» Exercise instructions:
Lines that contain the string "tratamiento" are to be copied; leave out all others.

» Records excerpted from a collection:

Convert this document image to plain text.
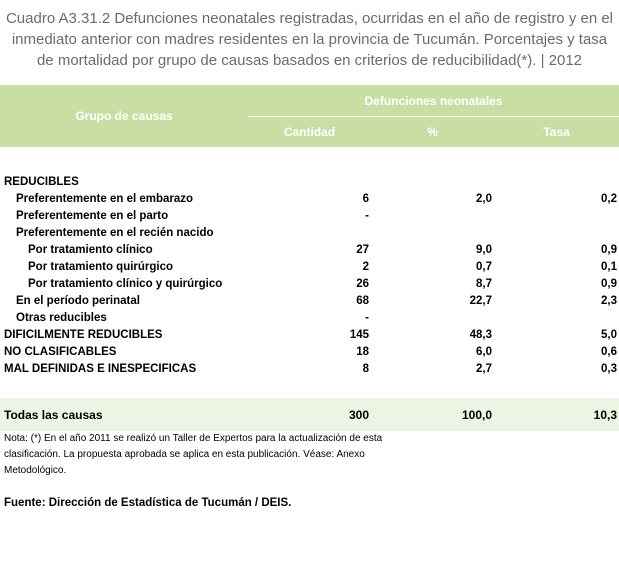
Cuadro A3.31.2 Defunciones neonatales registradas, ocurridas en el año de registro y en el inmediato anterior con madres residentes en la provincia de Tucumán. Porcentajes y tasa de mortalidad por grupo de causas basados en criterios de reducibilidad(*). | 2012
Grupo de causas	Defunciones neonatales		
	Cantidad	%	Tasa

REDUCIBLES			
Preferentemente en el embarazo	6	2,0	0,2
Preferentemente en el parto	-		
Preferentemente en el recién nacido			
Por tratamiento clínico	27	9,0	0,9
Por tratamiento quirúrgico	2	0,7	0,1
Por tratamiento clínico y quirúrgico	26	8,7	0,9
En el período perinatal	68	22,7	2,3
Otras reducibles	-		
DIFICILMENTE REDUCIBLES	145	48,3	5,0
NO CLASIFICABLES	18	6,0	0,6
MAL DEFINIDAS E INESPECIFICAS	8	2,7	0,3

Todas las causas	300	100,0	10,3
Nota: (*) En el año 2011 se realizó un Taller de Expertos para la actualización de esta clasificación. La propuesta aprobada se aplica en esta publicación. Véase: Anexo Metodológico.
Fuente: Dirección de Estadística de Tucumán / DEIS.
---
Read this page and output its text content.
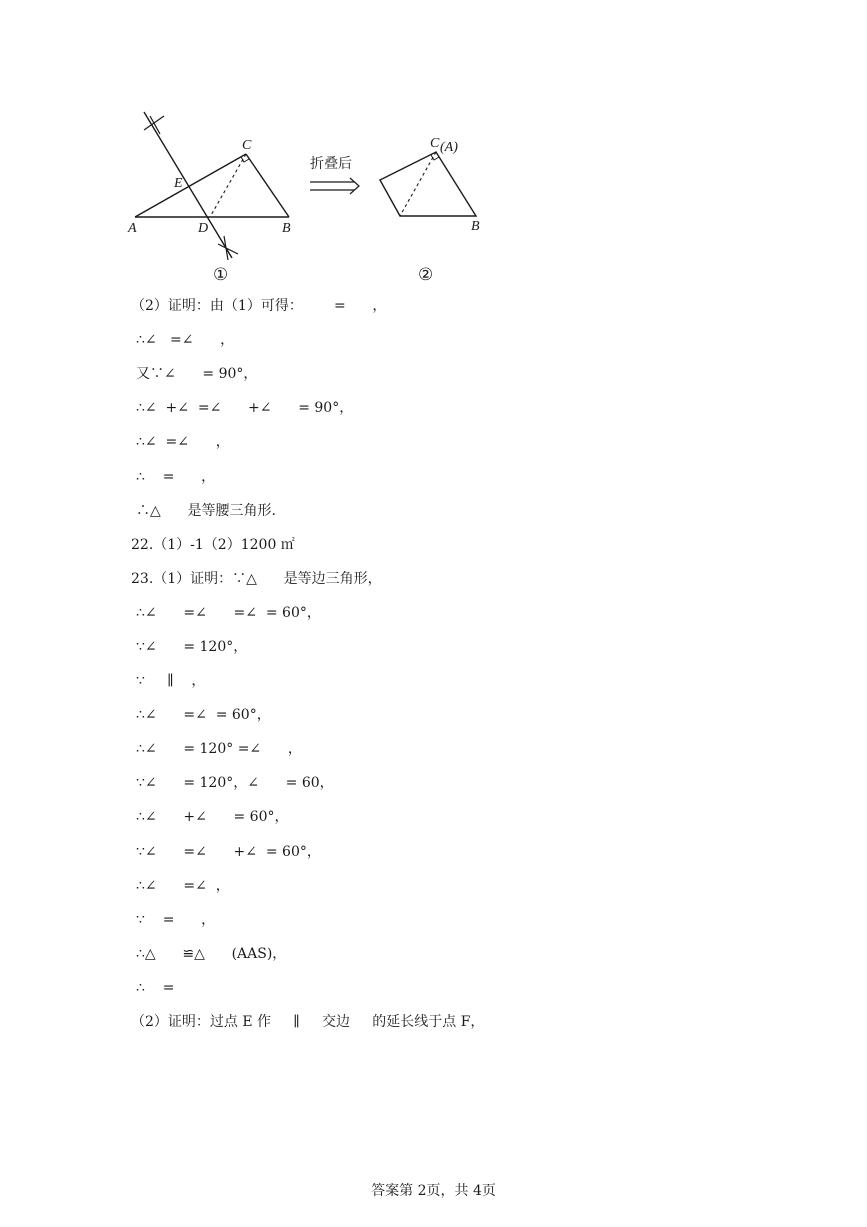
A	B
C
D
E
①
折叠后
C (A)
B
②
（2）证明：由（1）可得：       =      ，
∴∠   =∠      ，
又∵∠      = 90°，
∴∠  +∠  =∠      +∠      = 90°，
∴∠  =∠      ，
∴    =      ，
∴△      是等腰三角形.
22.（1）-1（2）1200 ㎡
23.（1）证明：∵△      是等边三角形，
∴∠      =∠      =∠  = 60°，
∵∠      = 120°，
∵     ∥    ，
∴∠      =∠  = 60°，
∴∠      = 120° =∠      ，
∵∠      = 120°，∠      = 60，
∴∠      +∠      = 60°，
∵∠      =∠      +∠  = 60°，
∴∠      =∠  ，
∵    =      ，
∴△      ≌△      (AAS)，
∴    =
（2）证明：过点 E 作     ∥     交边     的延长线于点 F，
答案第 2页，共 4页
==
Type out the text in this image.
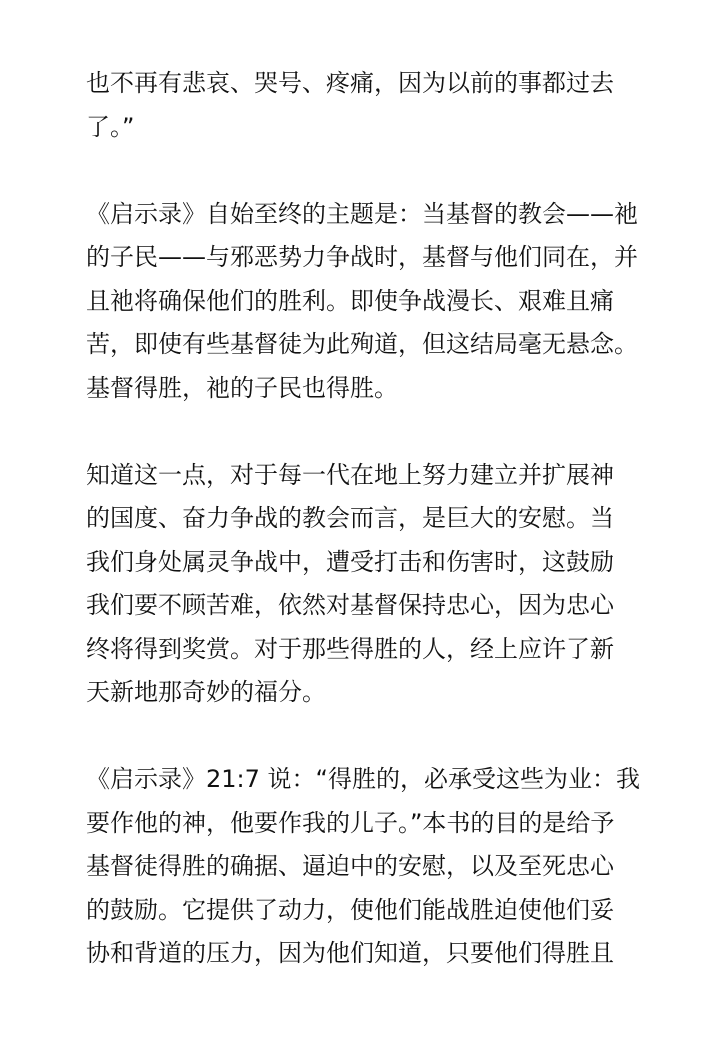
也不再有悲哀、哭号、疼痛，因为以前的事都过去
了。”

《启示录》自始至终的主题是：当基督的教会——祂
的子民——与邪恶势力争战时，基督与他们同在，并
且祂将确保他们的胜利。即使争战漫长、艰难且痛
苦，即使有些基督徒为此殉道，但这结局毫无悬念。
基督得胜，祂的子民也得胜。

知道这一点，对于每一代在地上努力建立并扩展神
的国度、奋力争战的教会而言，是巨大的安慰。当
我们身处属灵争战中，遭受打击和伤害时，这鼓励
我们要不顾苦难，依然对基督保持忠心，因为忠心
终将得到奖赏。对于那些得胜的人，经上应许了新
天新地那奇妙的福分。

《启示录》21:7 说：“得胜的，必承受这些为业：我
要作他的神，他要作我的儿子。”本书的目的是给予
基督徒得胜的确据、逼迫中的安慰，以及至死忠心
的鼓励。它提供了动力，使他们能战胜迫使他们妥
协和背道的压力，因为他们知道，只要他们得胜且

» Problem solution:
Por tratamiento clínico	27	9,0	0,9
Por tratamiento quirúrgico	2	0,7	0,1
Por tratamiento clínico y quirúrgico	26	8,7	0,9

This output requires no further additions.